Stated goal
Report how many lines contain "NAME"; state the number and nothing else.

+++ Extracted data

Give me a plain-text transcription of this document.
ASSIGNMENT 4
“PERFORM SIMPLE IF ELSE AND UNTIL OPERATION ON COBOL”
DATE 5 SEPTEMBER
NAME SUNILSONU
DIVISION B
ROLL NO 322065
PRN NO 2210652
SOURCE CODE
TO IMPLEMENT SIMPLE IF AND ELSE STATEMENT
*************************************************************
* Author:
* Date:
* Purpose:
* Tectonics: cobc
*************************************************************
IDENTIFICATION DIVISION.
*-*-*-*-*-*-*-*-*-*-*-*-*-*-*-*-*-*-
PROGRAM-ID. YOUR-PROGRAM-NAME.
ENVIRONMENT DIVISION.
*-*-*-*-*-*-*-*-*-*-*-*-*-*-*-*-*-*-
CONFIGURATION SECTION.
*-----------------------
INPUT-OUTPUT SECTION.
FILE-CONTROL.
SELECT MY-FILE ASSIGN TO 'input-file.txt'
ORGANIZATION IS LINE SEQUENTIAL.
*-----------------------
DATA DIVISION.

++++++

Answer for the task
2